_Your objective_
Leaving out every picture, quote the data below exactly as it appears.
--- Begin Supplied data ---
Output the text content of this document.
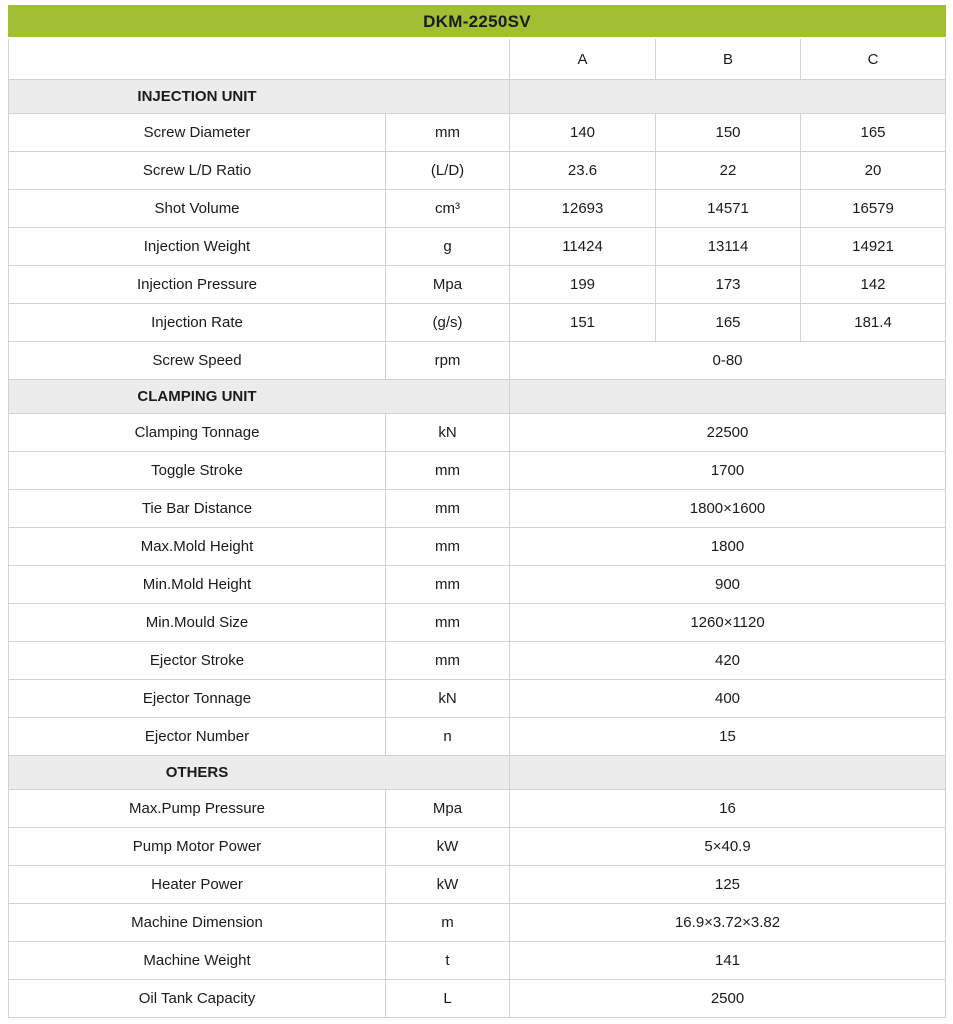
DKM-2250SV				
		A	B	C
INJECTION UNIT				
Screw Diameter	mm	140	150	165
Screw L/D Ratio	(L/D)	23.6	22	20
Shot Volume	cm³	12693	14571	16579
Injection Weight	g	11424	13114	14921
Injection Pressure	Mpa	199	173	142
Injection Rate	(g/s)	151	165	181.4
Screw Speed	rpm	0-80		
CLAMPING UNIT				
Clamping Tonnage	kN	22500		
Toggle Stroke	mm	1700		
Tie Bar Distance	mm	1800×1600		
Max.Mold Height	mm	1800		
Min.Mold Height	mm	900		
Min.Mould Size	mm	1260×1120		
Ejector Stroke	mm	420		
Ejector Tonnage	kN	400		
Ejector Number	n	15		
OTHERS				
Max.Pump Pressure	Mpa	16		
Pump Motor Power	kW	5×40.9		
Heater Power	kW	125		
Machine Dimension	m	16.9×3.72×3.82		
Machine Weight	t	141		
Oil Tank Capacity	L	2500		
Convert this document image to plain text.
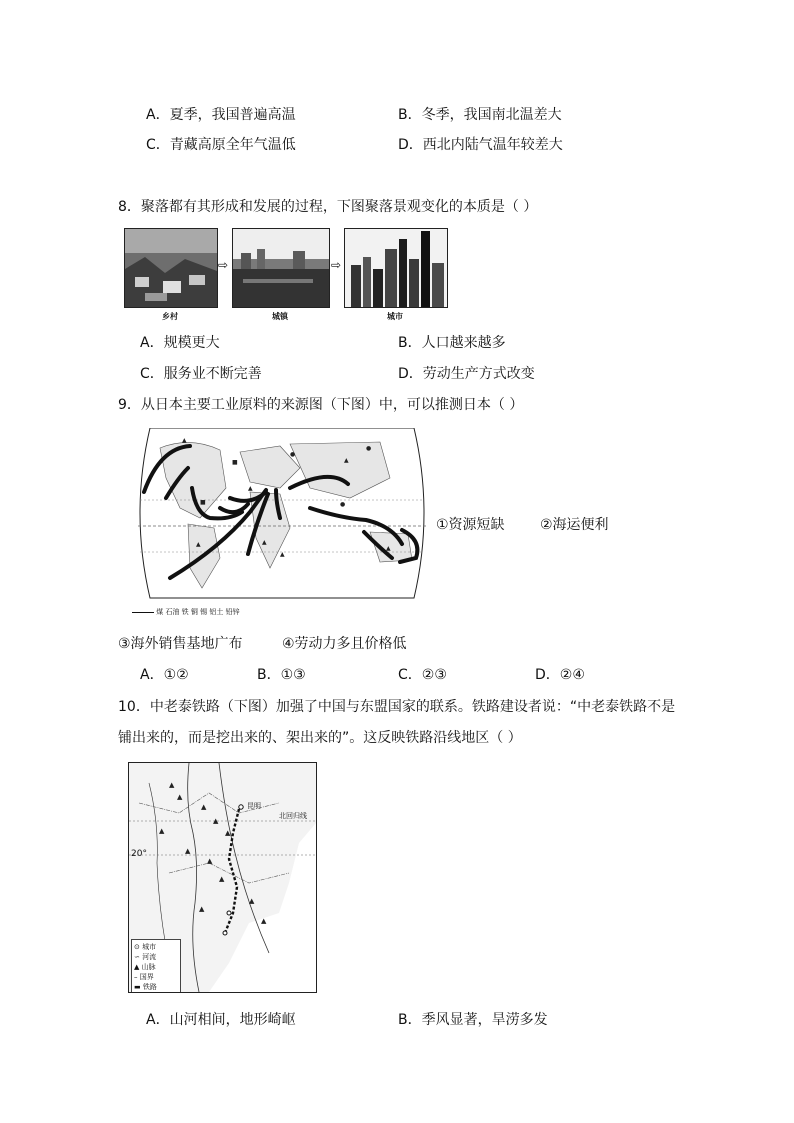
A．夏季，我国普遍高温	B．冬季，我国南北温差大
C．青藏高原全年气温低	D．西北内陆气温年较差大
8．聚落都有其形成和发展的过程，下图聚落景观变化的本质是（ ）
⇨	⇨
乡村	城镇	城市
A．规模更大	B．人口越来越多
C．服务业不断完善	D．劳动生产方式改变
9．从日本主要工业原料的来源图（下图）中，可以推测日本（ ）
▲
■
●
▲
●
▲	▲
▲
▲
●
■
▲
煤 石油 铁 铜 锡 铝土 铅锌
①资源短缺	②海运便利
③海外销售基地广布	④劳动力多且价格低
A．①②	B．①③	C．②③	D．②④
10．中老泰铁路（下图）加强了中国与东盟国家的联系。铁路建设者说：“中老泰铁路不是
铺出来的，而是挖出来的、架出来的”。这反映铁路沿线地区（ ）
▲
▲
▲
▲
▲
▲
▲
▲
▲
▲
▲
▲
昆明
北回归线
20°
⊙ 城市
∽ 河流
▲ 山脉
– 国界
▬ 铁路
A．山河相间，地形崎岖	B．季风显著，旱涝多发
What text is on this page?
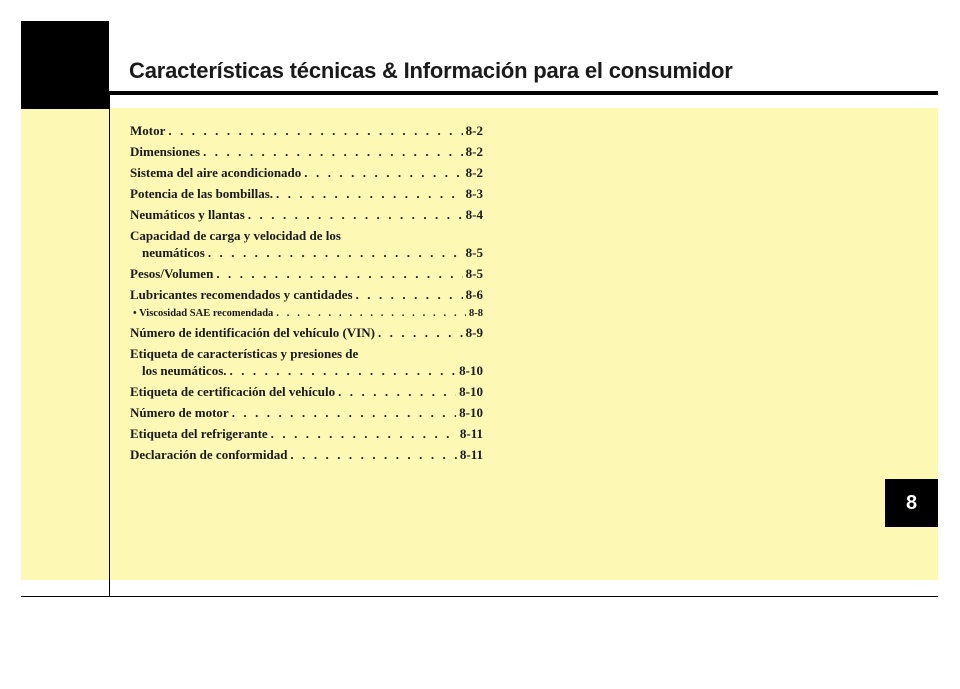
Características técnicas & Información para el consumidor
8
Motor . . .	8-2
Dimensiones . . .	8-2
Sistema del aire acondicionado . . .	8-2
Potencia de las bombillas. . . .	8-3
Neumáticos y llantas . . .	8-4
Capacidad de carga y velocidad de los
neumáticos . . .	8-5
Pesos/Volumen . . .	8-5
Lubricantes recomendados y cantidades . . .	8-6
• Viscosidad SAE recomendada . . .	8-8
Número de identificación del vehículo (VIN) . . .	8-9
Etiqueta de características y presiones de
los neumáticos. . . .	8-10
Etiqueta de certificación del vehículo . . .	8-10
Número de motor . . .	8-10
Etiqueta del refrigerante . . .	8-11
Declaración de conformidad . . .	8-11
--- End Supplied data ---
_Response to this task_
Output the text content of this document.
DKM-2250SV				
		A	B	C
INJECTION UNIT				
Screw Diameter	mm	140	150	165
Screw L/D Ratio	(L/D)	23.6	22	20
Shot Volume	cm³	12693	14571	16579
Injection Weight	g	11424	13114	14921
Injection Pressure	Mpa	199	173	142
Injection Rate	(g/s)	151	165	181.4
Screw Speed	rpm	0-80		
CLAMPING UNIT				
Clamping Tonnage	kN	22500		
Toggle Stroke	mm	1700		
Tie Bar Distance	mm	1800×1600		
Max.Mold Height	mm	1800		
Min.Mold Height	mm	900		
Min.Mould Size	mm	1260×1120		
Ejector Stroke	mm	420		
Ejector Tonnage	kN	400		
Ejector Number	n	15		
OTHERS				
Max.Pump Pressure	Mpa	16		
Pump Motor Power	kW	5×40.9		
Heater Power	kW	125		
Machine Dimension	m	16.9×3.72×3.82		
Machine Weight	t	141		
Oil Tank Capacity	L	2500		
Convert this document image to plain text.
A．夏季，我国普遍高温	B．冬季，我国南北温差大
C．青藏高原全年气温低	D．西北内陆气温年较差大
8．聚落都有其形成和发展的过程，下图聚落景观变化的本质是（ ）
⇨	⇨
乡村	城镇	城市
A．规模更大	B．人口越来越多
C．服务业不断完善	D．劳动生产方式改变
9．从日本主要工业原料的来源图（下图）中，可以推测日本（ ）
▲
■
●
▲
●
▲	▲
▲
▲
●
■
▲
煤 石油 铁 铜 锡 铝土 铅锌
①资源短缺	②海运便利
③海外销售基地广布	④劳动力多且价格低
A．①②	B．①③	C．②③	D．②④
10．中老泰铁路（下图）加强了中国与东盟国家的联系。铁路建设者说：“中老泰铁路不是
铺出来的，而是挖出来的、架出来的”。这反映铁路沿线地区（ ）
▲
▲
▲
▲
▲
▲
▲
▲
▲
▲
▲
▲
昆明
北回归线
20°
⊙ 城市
∽ 河流
▲ 山脉
– 国界
▬ 铁路
A．山河相间，地形崎岖	B．季风显著，旱涝多发
What text is on this page?
Características técnicas & Información para el consumidor
8
Motor . . .	8-2
Dimensiones . . .	8-2
Sistema del aire acondicionado . . .	8-2
Potencia de las bombillas. . . .	8-3
Neumáticos y llantas . . .	8-4
Capacidad de carga y velocidad de los
neumáticos . . .	8-5
Pesos/Volumen . . .	8-5
Lubricantes recomendados y cantidades . . .	8-6
• Viscosidad SAE recomendada . . .	8-8
Número de identificación del vehículo (VIN) . . .	8-9
Etiqueta de características y presiones de
los neumáticos. . . .	8-10
Etiqueta de certificación del vehículo . . .	8-10
Número de motor . . .	8-10
Etiqueta del refrigerante . . .	8-11
Declaración de conformidad . . .	8-11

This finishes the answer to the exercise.